-- start EXERCISE INPUTS --

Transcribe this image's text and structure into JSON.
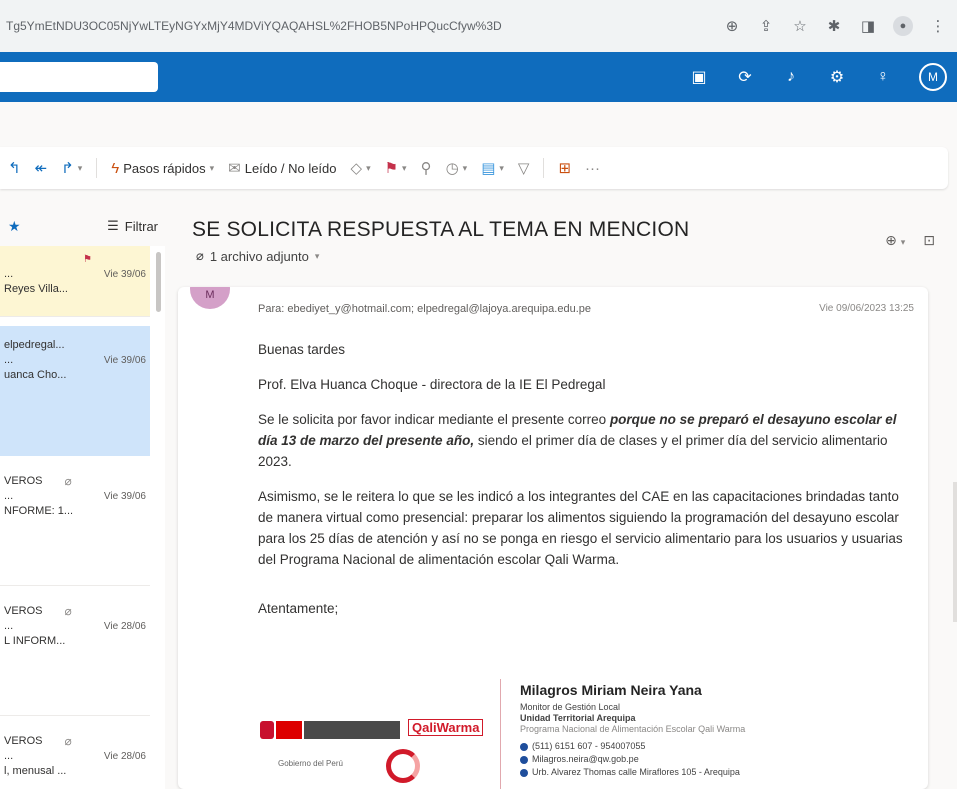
{
  "browser": {
    "url": "Tg5YmEtNDU3OC05NjYwLTEyNGYxMjY4MDViYQAQAHSL%2FHOB5NPoHPQucCfyw%3D"
  },
  "header": {
    "avatar_initial": "M"
  },
  "toolbar": {
    "quick_steps": "Pasos rápidos",
    "read_unread": "Leído / No leído"
  },
  "list": {
    "filter_label": "Filtrar",
    "items": [
      {
        "sender": "",
        "date": "Vie 39/06",
        "preview": "Reyes Villa..."
      },
      {
        "sender": "elpedregal...",
        "date": "Vie 39/06",
        "preview": "uanca Cho..."
      },
      {
        "sender": "VEROS",
        "date": "Vie 39/06",
        "preview": "NFORME: 1..."
      },
      {
        "sender": "VEROS",
        "date": "Vie 28/06",
        "preview": "L INFORM..."
      },
      {
        "sender": "VEROS",
        "date": "Vie 28/06",
        "preview": "l, menusal ..."
      }
    ]
  },
  "email": {
    "subject": "SE SOLICITA RESPUESTA AL TEMA EN MENCION",
    "attachments": "1 archivo adjunto",
    "sender_initial": "M",
    "to_line": "Para: ebediyet_y@hotmail.com; elpedregal@lajoya.arequipa.edu.pe",
    "date": "Vie 09/06/2023 13:25",
    "greeting": "Buenas tardes",
    "addressee": "Prof. Elva Huanca Choque - directora de la IE El Pedregal",
    "p1_start": "Se le solicita por favor indicar mediante el presente correo ",
    "p1_emph": "porque no se preparó el desayuno escolar el día 13 de marzo del presente año,",
    "p1_end": " siendo el primer día de clases y el primer día del servicio alimentario 2023.",
    "p2": "Asimismo, se le reitera lo que se les indicó a los integrantes del CAE en las capacitaciones brindadas tanto de manera virtual como presencial: preparar los alimentos siguiendo la programación del desayuno escolar para los 25 días de atención y así no se ponga en riesgo el servicio alimentario para los usuarios y usuarias del Programa Nacional de alimentación escolar Qali Warma.",
    "closing": "Atentamente;"
  },
  "signature": {
    "name": "Milagros Miriam Neira Yana",
    "line1": "Monitor de Gestión Local",
    "line2": "Unidad Territorial Arequipa",
    "line3": "Programa Nacional de Alimentación Escolar Qali Warma",
    "phone": "(511) 6151 607 - 954007055",
    "email": "Milagros.neira@qw.gob.pe",
    "address": "Urb. Alvarez Thomas calle Miraflores 105 - Arequipa",
    "qw_logo": "QaliWarma",
    "gob_label": "Gobierno del Perú"
  }
}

-- end EXERCISE INPUTS --

#### GIVEN TASK:
Track down every line of the material containing the string "presente", and copy it.

#### COMPLETE ANSWER:
    "p1_start": "Se le solicita por favor indicar mediante el presente correo ",
    "p1_emph": "porque no se preparó el desayuno escolar el día 13 de marzo del presente año,",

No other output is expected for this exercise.